TO DO >>
Lines containing the word "text" should be extracted in full.

* * * * * * * * *

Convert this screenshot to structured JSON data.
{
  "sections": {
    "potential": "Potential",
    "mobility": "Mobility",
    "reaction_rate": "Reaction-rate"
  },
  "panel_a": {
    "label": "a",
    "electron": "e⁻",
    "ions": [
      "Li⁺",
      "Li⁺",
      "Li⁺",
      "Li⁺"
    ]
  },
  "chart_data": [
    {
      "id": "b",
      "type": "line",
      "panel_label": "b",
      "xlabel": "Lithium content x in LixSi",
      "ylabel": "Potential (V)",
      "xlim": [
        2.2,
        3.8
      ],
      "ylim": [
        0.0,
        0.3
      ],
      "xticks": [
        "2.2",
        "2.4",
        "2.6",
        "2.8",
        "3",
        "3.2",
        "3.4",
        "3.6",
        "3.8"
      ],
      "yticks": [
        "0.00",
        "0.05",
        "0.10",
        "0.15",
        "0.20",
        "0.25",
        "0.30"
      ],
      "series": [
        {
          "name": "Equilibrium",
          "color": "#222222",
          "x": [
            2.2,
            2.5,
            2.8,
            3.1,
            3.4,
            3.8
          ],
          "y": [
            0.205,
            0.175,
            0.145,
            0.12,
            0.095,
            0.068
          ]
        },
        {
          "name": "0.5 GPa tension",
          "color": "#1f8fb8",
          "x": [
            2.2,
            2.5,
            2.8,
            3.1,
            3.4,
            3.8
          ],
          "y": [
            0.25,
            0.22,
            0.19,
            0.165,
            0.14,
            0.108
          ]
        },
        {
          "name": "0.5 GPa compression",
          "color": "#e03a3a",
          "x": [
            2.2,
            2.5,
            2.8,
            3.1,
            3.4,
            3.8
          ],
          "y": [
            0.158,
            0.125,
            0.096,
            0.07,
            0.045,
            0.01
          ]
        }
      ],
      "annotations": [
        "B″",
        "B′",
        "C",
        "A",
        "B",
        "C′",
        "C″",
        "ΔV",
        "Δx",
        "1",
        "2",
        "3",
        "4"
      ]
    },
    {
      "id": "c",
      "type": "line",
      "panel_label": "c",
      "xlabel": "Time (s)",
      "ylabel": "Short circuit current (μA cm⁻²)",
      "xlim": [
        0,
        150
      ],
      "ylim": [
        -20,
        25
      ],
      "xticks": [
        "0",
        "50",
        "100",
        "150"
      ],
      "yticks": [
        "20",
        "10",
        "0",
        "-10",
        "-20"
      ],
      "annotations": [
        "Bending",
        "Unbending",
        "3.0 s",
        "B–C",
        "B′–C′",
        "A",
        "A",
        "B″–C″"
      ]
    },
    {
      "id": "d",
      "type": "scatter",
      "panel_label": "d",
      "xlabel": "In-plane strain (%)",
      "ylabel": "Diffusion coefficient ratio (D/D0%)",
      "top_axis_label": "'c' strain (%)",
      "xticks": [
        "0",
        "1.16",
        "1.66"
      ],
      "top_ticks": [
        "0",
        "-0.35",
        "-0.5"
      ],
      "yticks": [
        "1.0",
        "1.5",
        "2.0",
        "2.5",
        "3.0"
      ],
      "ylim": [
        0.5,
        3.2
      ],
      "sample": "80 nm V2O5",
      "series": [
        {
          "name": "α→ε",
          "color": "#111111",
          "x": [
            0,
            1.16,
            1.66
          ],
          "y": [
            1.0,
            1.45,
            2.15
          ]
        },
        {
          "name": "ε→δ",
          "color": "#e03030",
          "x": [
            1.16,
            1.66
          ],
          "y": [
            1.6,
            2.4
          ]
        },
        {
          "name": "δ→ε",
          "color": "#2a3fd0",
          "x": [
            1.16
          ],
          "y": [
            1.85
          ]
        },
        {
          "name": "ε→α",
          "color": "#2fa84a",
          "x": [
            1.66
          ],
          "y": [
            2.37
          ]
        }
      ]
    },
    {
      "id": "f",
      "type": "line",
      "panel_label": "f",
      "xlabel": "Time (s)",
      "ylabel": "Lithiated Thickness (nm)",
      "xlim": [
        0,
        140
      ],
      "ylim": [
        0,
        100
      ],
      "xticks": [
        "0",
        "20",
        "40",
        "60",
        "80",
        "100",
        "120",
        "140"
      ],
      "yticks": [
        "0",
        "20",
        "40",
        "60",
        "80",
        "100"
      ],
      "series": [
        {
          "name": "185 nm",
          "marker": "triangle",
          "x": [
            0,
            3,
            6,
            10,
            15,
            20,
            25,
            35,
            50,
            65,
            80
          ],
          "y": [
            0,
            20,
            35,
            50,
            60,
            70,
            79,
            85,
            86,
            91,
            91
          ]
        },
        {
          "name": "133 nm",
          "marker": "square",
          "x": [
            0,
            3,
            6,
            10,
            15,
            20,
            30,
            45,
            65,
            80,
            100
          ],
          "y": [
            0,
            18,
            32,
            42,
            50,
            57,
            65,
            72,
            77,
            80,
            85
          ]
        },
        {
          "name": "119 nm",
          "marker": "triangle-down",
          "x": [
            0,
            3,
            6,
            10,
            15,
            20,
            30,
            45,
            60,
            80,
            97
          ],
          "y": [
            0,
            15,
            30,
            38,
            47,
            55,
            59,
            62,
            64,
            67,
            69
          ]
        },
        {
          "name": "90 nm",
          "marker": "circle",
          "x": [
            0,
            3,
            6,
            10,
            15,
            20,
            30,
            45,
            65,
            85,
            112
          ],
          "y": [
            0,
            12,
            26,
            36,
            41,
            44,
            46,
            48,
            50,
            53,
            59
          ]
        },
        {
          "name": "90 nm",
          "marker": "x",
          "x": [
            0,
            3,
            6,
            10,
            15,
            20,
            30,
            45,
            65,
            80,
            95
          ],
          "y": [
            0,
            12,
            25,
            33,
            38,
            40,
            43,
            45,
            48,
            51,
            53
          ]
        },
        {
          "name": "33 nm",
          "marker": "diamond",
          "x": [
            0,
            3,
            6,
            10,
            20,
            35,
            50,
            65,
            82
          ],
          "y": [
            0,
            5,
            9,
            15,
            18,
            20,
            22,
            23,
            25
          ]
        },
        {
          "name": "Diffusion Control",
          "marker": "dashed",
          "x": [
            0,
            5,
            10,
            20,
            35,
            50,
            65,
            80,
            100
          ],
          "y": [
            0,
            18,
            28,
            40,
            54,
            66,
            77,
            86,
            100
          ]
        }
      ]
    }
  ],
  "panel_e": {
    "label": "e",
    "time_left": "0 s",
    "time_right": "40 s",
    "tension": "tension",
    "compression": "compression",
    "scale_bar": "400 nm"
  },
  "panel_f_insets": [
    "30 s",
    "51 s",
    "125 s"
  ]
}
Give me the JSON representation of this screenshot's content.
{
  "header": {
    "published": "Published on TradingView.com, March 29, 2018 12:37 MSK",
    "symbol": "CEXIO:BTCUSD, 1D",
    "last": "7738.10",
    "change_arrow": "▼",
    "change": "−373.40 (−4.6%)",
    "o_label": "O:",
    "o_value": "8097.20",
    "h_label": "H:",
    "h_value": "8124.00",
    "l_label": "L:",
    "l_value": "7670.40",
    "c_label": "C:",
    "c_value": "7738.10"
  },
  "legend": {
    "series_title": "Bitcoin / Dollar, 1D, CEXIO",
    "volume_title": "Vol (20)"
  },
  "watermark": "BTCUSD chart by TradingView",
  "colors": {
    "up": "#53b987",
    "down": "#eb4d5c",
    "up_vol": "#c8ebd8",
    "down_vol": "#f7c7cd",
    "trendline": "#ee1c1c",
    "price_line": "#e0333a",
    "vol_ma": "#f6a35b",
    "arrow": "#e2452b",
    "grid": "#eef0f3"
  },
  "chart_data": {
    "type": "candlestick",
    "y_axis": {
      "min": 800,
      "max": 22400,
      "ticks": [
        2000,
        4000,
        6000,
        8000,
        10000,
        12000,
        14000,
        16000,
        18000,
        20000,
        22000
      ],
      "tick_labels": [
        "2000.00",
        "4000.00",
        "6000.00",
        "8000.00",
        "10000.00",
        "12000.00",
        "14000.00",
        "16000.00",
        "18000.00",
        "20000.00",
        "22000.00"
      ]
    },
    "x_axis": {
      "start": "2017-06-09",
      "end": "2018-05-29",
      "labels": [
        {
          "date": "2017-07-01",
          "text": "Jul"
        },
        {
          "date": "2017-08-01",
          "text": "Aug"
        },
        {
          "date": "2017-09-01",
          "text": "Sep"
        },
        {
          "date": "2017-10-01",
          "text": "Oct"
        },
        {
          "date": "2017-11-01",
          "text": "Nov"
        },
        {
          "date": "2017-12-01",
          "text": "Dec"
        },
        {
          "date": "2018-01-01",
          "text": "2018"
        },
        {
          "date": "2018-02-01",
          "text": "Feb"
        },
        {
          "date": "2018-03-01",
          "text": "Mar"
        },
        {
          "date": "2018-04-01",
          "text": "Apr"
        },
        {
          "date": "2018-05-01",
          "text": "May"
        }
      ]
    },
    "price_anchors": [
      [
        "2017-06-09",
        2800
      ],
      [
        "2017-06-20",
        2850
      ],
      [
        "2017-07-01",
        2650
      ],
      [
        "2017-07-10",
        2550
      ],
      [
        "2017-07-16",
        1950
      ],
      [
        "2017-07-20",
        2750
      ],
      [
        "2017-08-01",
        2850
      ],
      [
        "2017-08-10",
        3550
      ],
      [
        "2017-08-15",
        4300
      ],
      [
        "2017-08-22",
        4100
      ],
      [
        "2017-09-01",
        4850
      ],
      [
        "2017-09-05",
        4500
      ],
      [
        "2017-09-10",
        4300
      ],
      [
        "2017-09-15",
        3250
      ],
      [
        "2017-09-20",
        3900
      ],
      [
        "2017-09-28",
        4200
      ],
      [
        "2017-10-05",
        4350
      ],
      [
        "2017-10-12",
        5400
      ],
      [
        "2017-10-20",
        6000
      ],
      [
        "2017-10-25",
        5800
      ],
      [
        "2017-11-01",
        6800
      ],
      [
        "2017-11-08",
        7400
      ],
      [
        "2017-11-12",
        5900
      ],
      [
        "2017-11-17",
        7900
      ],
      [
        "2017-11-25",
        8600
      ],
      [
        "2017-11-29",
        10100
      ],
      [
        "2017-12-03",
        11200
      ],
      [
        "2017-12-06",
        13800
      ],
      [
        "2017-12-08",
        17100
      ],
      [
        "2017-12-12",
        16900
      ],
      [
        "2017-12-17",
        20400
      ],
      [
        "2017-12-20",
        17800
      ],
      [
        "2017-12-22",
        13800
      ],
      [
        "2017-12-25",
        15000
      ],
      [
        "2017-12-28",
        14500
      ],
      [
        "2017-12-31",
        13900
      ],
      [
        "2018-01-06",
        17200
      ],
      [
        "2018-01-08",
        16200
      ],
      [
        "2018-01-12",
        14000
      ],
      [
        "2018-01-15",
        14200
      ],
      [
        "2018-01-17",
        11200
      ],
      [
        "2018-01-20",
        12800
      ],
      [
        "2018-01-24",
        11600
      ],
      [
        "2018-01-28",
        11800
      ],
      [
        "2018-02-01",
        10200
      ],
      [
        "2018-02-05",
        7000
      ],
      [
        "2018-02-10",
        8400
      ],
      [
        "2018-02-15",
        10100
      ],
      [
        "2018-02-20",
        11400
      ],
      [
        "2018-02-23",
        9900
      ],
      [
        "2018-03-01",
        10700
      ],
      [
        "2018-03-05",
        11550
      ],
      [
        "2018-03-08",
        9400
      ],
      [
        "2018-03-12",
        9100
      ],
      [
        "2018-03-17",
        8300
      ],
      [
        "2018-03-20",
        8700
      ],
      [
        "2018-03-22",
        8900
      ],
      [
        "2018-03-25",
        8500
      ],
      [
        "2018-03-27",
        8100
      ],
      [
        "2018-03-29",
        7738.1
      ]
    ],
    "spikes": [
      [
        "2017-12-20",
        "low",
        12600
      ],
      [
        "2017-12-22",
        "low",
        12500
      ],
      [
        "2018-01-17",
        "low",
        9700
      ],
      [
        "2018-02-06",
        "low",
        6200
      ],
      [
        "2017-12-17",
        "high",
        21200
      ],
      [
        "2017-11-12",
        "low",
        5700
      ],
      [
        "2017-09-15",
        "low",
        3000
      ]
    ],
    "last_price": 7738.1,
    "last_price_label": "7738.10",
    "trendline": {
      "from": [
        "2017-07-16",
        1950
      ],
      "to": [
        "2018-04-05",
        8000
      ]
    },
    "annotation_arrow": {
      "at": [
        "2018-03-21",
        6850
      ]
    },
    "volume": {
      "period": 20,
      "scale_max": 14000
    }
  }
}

* * * * * * * * *

ANSWER >>
          "text": "Jul"
          "text": "Aug"
          "text": "Sep"
          "text": "Oct"
          "text": "Nov"
          "text": "Dec"
          "text": "2018"
          "text": "Feb"
          "text": "Mar"
          "text": "Apr"
          "text": "May"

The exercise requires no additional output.